Work to do - Print the records below exactly as they appear.

Entries provided -
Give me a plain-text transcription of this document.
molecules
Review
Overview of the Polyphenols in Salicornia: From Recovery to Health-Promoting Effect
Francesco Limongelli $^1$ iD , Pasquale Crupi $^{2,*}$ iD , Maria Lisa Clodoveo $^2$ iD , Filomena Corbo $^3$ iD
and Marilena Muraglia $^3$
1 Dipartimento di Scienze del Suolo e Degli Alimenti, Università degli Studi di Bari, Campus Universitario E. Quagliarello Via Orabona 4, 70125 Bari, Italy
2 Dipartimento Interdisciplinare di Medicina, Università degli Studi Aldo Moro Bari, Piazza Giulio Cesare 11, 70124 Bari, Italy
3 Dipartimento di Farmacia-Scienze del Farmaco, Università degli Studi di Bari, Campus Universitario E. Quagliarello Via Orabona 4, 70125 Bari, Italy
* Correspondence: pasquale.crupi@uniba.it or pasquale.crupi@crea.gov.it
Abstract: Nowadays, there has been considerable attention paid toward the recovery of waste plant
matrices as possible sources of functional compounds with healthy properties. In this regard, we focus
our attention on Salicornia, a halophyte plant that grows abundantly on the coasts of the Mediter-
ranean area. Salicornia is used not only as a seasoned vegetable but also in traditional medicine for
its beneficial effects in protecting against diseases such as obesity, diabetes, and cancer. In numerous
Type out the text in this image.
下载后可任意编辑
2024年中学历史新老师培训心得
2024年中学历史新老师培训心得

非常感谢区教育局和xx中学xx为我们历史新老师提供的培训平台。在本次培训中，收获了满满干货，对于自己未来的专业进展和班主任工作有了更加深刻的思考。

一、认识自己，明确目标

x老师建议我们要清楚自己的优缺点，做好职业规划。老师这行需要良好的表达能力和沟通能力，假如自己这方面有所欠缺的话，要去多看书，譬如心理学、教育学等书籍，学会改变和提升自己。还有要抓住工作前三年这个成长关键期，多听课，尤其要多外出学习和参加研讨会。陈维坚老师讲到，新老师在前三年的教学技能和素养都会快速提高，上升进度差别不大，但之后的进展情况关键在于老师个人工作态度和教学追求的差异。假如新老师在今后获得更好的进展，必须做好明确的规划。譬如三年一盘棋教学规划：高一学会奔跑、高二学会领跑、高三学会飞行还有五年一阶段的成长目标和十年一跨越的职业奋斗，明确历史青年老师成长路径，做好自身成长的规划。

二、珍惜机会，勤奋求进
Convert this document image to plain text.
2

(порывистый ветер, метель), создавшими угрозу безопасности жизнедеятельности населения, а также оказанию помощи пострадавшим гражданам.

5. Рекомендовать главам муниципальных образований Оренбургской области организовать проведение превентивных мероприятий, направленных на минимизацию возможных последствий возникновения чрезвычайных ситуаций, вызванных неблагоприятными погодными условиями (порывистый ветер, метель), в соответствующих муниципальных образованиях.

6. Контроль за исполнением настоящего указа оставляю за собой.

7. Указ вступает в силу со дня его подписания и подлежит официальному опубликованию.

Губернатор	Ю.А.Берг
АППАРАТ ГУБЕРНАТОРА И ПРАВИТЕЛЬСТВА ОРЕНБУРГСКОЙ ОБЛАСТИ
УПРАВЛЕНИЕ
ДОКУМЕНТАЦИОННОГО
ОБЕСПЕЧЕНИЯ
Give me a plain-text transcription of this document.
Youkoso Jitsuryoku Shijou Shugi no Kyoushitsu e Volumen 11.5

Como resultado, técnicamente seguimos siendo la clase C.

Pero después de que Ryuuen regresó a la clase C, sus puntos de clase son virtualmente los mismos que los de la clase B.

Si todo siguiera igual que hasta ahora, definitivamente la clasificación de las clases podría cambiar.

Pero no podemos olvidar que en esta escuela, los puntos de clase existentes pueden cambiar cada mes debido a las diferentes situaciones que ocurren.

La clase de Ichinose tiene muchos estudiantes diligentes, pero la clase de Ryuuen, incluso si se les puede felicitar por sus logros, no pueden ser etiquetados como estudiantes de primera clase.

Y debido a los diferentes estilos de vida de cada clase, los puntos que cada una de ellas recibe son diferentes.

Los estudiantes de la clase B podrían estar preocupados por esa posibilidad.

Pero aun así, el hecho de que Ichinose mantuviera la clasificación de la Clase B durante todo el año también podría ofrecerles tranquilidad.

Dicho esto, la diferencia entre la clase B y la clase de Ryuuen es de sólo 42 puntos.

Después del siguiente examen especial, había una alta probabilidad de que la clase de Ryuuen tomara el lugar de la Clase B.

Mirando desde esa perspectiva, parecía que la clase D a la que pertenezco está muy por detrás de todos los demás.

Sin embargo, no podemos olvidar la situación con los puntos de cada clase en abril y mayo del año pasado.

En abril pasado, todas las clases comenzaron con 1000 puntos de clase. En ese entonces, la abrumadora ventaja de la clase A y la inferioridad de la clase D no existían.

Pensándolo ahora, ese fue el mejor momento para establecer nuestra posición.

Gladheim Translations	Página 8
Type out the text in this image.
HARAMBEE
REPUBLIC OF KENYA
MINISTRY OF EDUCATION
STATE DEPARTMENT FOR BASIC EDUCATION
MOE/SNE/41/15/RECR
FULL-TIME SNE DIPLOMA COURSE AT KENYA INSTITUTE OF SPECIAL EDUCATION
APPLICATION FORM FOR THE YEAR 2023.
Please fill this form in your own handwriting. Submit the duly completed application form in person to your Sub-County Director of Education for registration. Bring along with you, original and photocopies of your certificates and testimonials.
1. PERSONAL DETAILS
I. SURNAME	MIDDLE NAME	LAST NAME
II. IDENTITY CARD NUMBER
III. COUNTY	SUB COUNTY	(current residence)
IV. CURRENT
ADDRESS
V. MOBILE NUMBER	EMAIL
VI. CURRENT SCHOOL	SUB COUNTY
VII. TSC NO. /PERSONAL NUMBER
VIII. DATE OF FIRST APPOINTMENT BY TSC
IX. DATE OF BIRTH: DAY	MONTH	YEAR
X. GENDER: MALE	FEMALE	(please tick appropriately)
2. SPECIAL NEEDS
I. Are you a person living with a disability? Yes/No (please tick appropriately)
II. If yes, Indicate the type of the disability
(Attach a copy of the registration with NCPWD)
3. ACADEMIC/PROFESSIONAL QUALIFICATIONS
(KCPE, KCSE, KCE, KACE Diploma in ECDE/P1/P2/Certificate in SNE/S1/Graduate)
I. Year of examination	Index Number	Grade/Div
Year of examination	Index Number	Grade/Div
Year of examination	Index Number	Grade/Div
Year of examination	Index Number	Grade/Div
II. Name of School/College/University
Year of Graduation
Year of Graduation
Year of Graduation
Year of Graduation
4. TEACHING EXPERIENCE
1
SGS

Output of the task -
Give me a plain-text transcription of this document.
molecules
Review
Overview of the Polyphenols in Salicornia: From Recovery to Health-Promoting Effect
Francesco Limongelli $^1$ iD , Pasquale Crupi $^{2,*}$ iD , Maria Lisa Clodoveo $^2$ iD , Filomena Corbo $^3$ iD
and Marilena Muraglia $^3$
1 Dipartimento di Scienze del Suolo e Degli Alimenti, Università degli Studi di Bari, Campus Universitario E. Quagliarello Via Orabona 4, 70125 Bari, Italy
2 Dipartimento Interdisciplinare di Medicina, Università degli Studi Aldo Moro Bari, Piazza Giulio Cesare 11, 70124 Bari, Italy
3 Dipartimento di Farmacia-Scienze del Farmaco, Università degli Studi di Bari, Campus Universitario E. Quagliarello Via Orabona 4, 70125 Bari, Italy
* Correspondence: pasquale.crupi@uniba.it or pasquale.crupi@crea.gov.it
Abstract: Nowadays, there has been considerable attention paid toward the recovery of waste plant
matrices as possible sources of functional compounds with healthy properties. In this regard, we focus
our attention on Salicornia, a halophyte plant that grows abundantly on the coasts of the Mediter-
ranean area. Salicornia is used not only as a seasoned vegetable but also in traditional medicine for
its beneficial effects in protecting against diseases such as obesity, diabetes, and cancer. In numerous
Type out the text in this image.
下载后可任意编辑
2024年中学历史新老师培训心得
2024年中学历史新老师培训心得

非常感谢区教育局和xx中学xx为我们历史新老师提供的培训平台。在本次培训中，收获了满满干货，对于自己未来的专业进展和班主任工作有了更加深刻的思考。

一、认识自己，明确目标

x老师建议我们要清楚自己的优缺点，做好职业规划。老师这行需要良好的表达能力和沟通能力，假如自己这方面有所欠缺的话，要去多看书，譬如心理学、教育学等书籍，学会改变和提升自己。还有要抓住工作前三年这个成长关键期，多听课，尤其要多外出学习和参加研讨会。陈维坚老师讲到，新老师在前三年的教学技能和素养都会快速提高，上升进度差别不大，但之后的进展情况关键在于老师个人工作态度和教学追求的差异。假如新老师在今后获得更好的进展，必须做好明确的规划。譬如三年一盘棋教学规划：高一学会奔跑、高二学会领跑、高三学会飞行还有五年一阶段的成长目标和十年一跨越的职业奋斗，明确历史青年老师成长路径，做好自身成长的规划。

二、珍惜机会，勤奋求进
Convert this document image to plain text.
2

(порывистый ветер, метель), создавшими угрозу безопасности жизнедеятельности населения, а также оказанию помощи пострадавшим гражданам.

5. Рекомендовать главам муниципальных образований Оренбургской области организовать проведение превентивных мероприятий, направленных на минимизацию возможных последствий возникновения чрезвычайных ситуаций, вызванных неблагоприятными погодными условиями (порывистый ветер, метель), в соответствующих муниципальных образованиях.

6. Контроль за исполнением настоящего указа оставляю за собой.

7. Указ вступает в силу со дня его подписания и подлежит официальному опубликованию.

Губернатор	Ю.А.Берг
АППАРАТ ГУБЕРНАТОРА И ПРАВИТЕЛЬСТВА ОРЕНБУРГСКОЙ ОБЛАСТИ
УПРАВЛЕНИЕ
ДОКУМЕНТАЦИОННОГО
ОБЕСПЕЧЕНИЯ
Give me a plain-text transcription of this document.
Youkoso Jitsuryoku Shijou Shugi no Kyoushitsu e Volumen 11.5

Como resultado, técnicamente seguimos siendo la clase C.

Pero después de que Ryuuen regresó a la clase C, sus puntos de clase son virtualmente los mismos que los de la clase B.

Si todo siguiera igual que hasta ahora, definitivamente la clasificación de las clases podría cambiar.

Pero no podemos olvidar que en esta escuela, los puntos de clase existentes pueden cambiar cada mes debido a las diferentes situaciones que ocurren.

La clase de Ichinose tiene muchos estudiantes diligentes, pero la clase de Ryuuen, incluso si se les puede felicitar por sus logros, no pueden ser etiquetados como estudiantes de primera clase.

Y debido a los diferentes estilos de vida de cada clase, los puntos que cada una de ellas recibe son diferentes.

Los estudiantes de la clase B podrían estar preocupados por esa posibilidad.

Pero aun así, el hecho de que Ichinose mantuviera la clasificación de la Clase B durante todo el año también podría ofrecerles tranquilidad.

Dicho esto, la diferencia entre la clase B y la clase de Ryuuen es de sólo 42 puntos.

Después del siguiente examen especial, había una alta probabilidad de que la clase de Ryuuen tomara el lugar de la Clase B.

Mirando desde esa perspectiva, parecía que la clase D a la que pertenezco está muy por detrás de todos los demás.

Sin embargo, no podemos olvidar la situación con los puntos de cada clase en abril y mayo del año pasado.

En abril pasado, todas las clases comenzaron con 1000 puntos de clase. En ese entonces, la abrumadora ventaja de la clase A y la inferioridad de la clase D no existían.

Pensándolo ahora, ese fue el mejor momento para establecer nuestra posición.

Gladheim Translations	Página 8
Type out the text in this image.
HARAMBEE
REPUBLIC OF KENYA
MINISTRY OF EDUCATION
STATE DEPARTMENT FOR BASIC EDUCATION
MOE/SNE/41/15/RECR
FULL-TIME SNE DIPLOMA COURSE AT KENYA INSTITUTE OF SPECIAL EDUCATION
APPLICATION FORM FOR THE YEAR 2023.
Please fill this form in your own handwriting. Submit the duly completed application form in person to your Sub-County Director of Education for registration. Bring along with you, original and photocopies of your certificates and testimonials.
1. PERSONAL DETAILS
I. SURNAME	MIDDLE NAME	LAST NAME
II. IDENTITY CARD NUMBER
III. COUNTY	SUB COUNTY	(current residence)
IV. CURRENT
ADDRESS
V. MOBILE NUMBER	EMAIL
VI. CURRENT SCHOOL	SUB COUNTY
VII. TSC NO. /PERSONAL NUMBER
VIII. DATE OF FIRST APPOINTMENT BY TSC
IX. DATE OF BIRTH: DAY	MONTH	YEAR
X. GENDER: MALE	FEMALE	(please tick appropriately)
2. SPECIAL NEEDS
I. Are you a person living with a disability? Yes/No (please tick appropriately)
II. If yes, Indicate the type of the disability
(Attach a copy of the registration with NCPWD)
3. ACADEMIC/PROFESSIONAL QUALIFICATIONS
(KCPE, KCSE, KCE, KACE Diploma in ECDE/P1/P2/Certificate in SNE/S1/Graduate)
I. Year of examination	Index Number	Grade/Div
Year of examination	Index Number	Grade/Div
Year of examination	Index Number	Grade/Div
Year of examination	Index Number	Grade/Div
II. Name of School/College/University
Year of Graduation
Year of Graduation
Year of Graduation
Year of Graduation
4. TEACHING EXPERIENCE
1
SGS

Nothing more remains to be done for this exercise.